Stored records
▼

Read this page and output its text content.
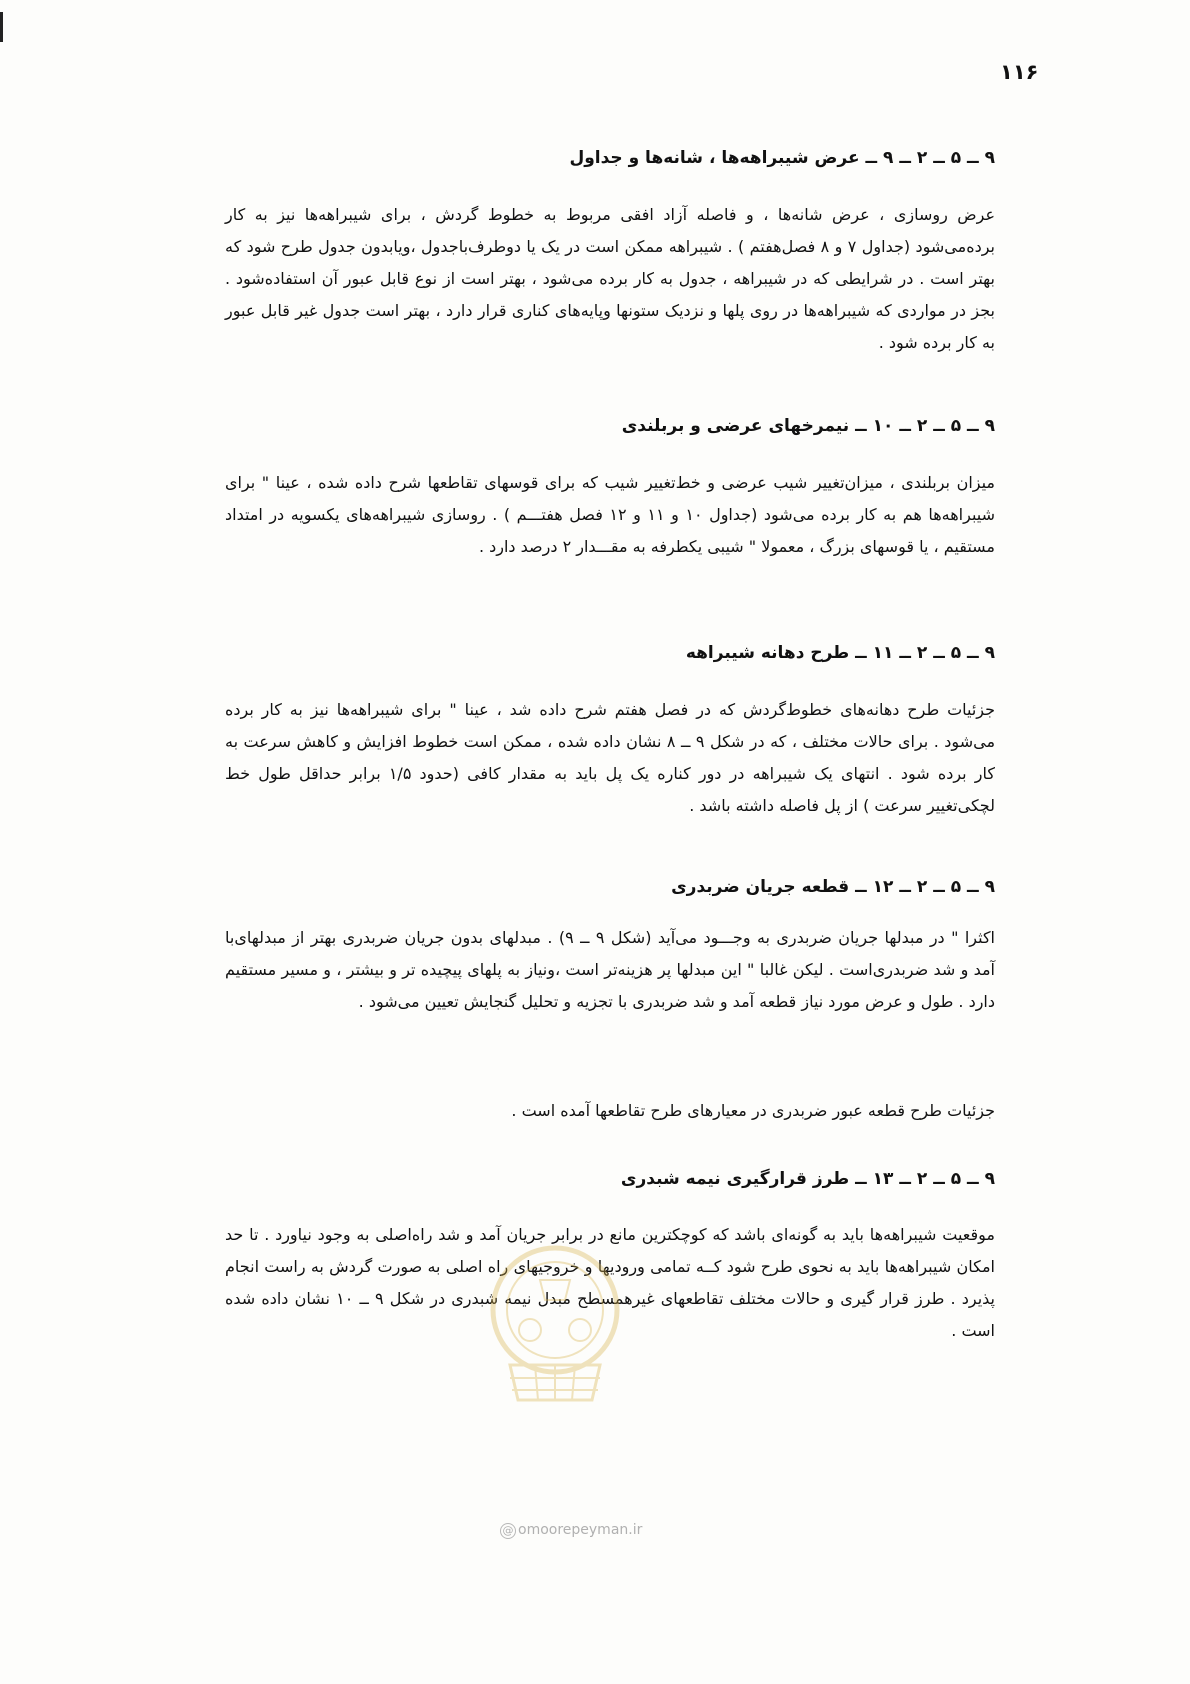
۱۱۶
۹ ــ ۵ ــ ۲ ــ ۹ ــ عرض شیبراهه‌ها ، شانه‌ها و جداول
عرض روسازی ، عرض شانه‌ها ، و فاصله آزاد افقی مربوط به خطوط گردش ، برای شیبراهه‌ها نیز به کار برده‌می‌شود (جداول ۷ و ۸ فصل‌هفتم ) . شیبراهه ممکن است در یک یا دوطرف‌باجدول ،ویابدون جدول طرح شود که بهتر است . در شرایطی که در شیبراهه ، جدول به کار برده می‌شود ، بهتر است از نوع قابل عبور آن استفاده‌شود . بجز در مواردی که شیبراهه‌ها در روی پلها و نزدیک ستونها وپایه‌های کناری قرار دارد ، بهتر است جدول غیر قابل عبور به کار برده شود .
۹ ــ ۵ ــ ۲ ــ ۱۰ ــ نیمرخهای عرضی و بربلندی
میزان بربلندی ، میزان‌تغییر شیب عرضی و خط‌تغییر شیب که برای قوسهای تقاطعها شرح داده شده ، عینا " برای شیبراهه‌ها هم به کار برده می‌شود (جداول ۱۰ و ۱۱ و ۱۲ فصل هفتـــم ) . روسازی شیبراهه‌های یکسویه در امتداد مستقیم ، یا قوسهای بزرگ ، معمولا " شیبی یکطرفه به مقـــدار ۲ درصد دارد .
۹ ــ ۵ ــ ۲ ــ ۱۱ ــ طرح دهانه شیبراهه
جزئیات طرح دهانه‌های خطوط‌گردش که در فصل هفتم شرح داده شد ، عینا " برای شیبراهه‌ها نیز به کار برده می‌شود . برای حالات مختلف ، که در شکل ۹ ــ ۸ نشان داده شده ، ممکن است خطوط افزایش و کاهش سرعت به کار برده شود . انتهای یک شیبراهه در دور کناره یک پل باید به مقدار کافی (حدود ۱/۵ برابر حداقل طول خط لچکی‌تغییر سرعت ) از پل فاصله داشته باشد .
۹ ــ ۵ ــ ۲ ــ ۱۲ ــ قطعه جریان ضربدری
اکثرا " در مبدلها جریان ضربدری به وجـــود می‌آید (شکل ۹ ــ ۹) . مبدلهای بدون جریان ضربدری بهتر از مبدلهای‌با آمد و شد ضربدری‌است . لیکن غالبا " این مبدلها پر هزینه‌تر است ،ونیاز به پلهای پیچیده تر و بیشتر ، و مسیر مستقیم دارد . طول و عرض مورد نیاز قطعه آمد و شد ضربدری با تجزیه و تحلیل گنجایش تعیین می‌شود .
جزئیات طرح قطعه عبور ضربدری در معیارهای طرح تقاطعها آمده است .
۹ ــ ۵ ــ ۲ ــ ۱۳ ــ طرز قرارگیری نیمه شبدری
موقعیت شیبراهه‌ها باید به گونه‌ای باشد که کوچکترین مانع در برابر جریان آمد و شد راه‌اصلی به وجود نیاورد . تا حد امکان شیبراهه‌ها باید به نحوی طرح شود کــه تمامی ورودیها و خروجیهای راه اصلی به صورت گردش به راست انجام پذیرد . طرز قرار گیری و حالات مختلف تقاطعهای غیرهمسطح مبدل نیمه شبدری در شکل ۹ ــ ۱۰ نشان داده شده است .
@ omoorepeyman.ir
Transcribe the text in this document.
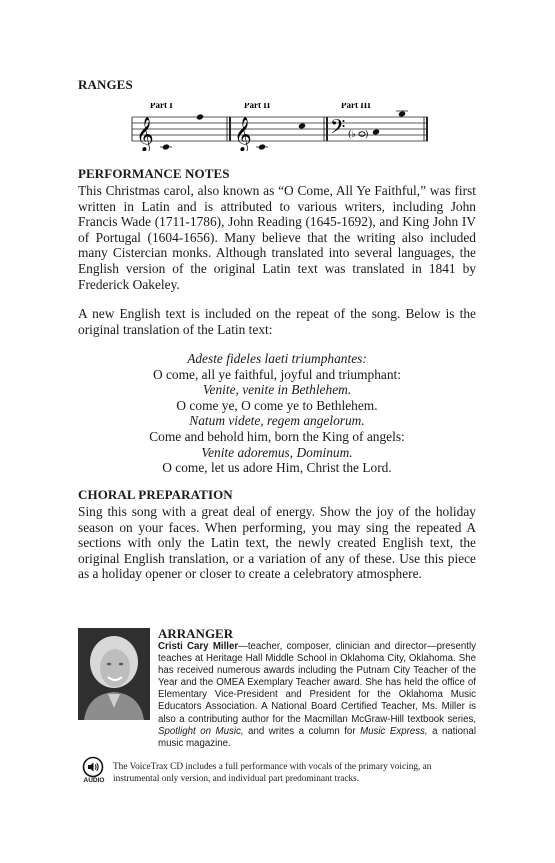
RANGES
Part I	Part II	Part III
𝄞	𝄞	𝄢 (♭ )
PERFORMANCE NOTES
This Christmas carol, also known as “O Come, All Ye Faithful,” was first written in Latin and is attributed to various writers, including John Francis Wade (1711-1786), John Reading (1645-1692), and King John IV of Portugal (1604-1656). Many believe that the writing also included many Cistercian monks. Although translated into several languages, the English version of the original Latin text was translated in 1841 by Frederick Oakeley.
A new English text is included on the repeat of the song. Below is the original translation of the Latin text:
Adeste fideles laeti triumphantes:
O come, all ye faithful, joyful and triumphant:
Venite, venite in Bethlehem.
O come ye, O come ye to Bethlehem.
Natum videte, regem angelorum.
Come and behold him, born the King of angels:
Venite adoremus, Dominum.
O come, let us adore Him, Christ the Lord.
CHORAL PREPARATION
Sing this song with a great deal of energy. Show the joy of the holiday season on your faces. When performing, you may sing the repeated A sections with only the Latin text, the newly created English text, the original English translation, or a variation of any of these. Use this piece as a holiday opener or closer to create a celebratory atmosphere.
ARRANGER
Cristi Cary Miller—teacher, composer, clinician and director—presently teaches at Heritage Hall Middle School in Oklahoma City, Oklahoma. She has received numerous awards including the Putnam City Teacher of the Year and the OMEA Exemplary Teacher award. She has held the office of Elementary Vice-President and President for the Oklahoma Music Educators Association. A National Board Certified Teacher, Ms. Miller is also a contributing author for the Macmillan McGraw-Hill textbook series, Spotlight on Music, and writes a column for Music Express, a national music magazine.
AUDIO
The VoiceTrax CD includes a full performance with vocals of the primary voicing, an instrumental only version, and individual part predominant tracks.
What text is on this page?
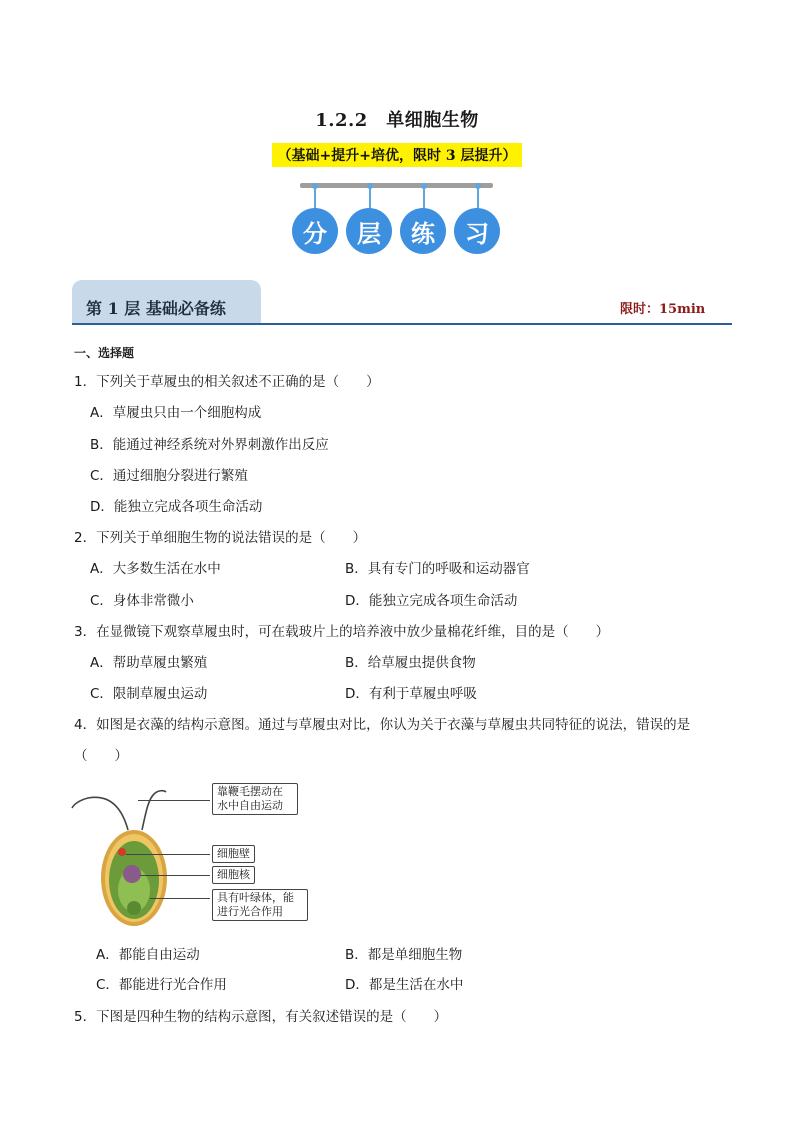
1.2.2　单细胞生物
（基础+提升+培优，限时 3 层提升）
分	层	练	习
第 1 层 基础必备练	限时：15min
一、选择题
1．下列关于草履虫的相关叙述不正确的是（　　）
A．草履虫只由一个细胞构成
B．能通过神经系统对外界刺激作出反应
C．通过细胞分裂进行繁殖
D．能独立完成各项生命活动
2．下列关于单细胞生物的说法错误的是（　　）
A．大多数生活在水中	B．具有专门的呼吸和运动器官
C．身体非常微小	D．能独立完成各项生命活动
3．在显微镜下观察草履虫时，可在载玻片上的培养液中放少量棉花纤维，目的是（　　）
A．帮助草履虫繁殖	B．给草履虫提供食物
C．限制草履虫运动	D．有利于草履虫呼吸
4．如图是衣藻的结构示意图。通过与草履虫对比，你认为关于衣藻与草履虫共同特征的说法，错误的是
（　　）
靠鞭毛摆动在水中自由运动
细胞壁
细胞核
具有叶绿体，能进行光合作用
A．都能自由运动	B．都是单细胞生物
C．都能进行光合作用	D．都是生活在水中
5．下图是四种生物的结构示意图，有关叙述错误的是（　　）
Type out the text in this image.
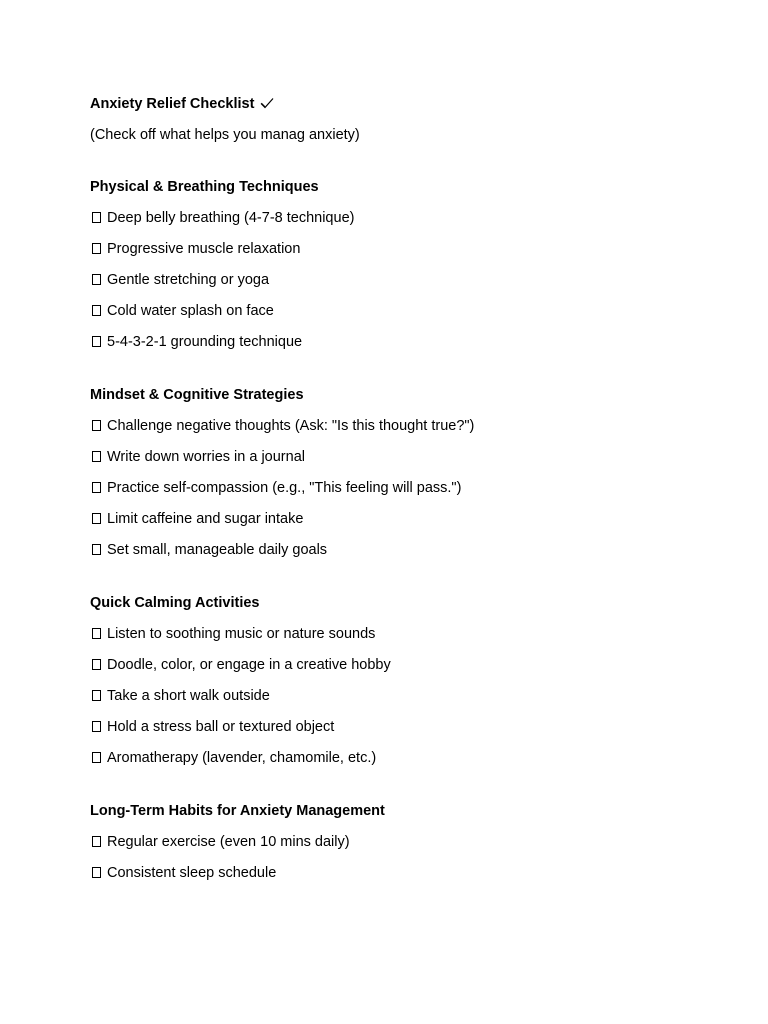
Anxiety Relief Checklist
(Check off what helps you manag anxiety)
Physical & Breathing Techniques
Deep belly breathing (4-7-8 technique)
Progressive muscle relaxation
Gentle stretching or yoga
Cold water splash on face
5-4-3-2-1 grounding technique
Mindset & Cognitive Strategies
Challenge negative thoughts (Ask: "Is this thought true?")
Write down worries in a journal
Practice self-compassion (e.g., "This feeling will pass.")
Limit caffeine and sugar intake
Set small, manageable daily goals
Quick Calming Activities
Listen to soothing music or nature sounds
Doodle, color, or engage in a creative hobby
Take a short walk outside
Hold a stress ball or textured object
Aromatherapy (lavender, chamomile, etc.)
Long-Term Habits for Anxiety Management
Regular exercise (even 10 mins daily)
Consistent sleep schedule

▲

* Task details
Where the line containing "What text is on this page?" appears above, start there and set down each line exactly through the last line of the data; leave out every picture.

* Exercise answer
What text is on this page?
1.2.2　单细胞生物
（基础+提升+培优，限时 3 层提升）
分	层	练	习
第 1 层 基础必备练	限时：15min
一、选择题
1．下列关于草履虫的相关叙述不正确的是（　　）
A．草履虫只由一个细胞构成
B．能通过神经系统对外界刺激作出反应
C．通过细胞分裂进行繁殖
D．能独立完成各项生命活动
2．下列关于单细胞生物的说法错误的是（　　）
A．大多数生活在水中	B．具有专门的呼吸和运动器官
C．身体非常微小	D．能独立完成各项生命活动
3．在显微镜下观察草履虫时，可在载玻片上的培养液中放少量棉花纤维，目的是（　　）
A．帮助草履虫繁殖	B．给草履虫提供食物
C．限制草履虫运动	D．有利于草履虫呼吸
4．如图是衣藻的结构示意图。通过与草履虫对比，你认为关于衣藻与草履虫共同特征的说法，错误的是
（　　）
靠鞭毛摆动在水中自由运动
细胞壁
细胞核
具有叶绿体，能进行光合作用
A．都能自由运动	B．都是单细胞生物
C．都能进行光合作用	D．都是生活在水中
5．下图是四种生物的结构示意图，有关叙述错误的是（　　）
Type out the text in this image.
Anxiety Relief Checklist
(Check off what helps you manag anxiety)
Physical & Breathing Techniques
Deep belly breathing (4-7-8 technique)
Progressive muscle relaxation
Gentle stretching or yoga
Cold water splash on face
5-4-3-2-1 grounding technique
Mindset & Cognitive Strategies
Challenge negative thoughts (Ask: "Is this thought true?")
Write down worries in a journal
Practice self-compassion (e.g., "This feeling will pass.")
Limit caffeine and sugar intake
Set small, manageable daily goals
Quick Calming Activities
Listen to soothing music or nature sounds
Doodle, color, or engage in a creative hobby
Take a short walk outside
Hold a stress ball or textured object
Aromatherapy (lavender, chamomile, etc.)
Long-Term Habits for Anxiety Management
Regular exercise (even 10 mins daily)
Consistent sleep schedule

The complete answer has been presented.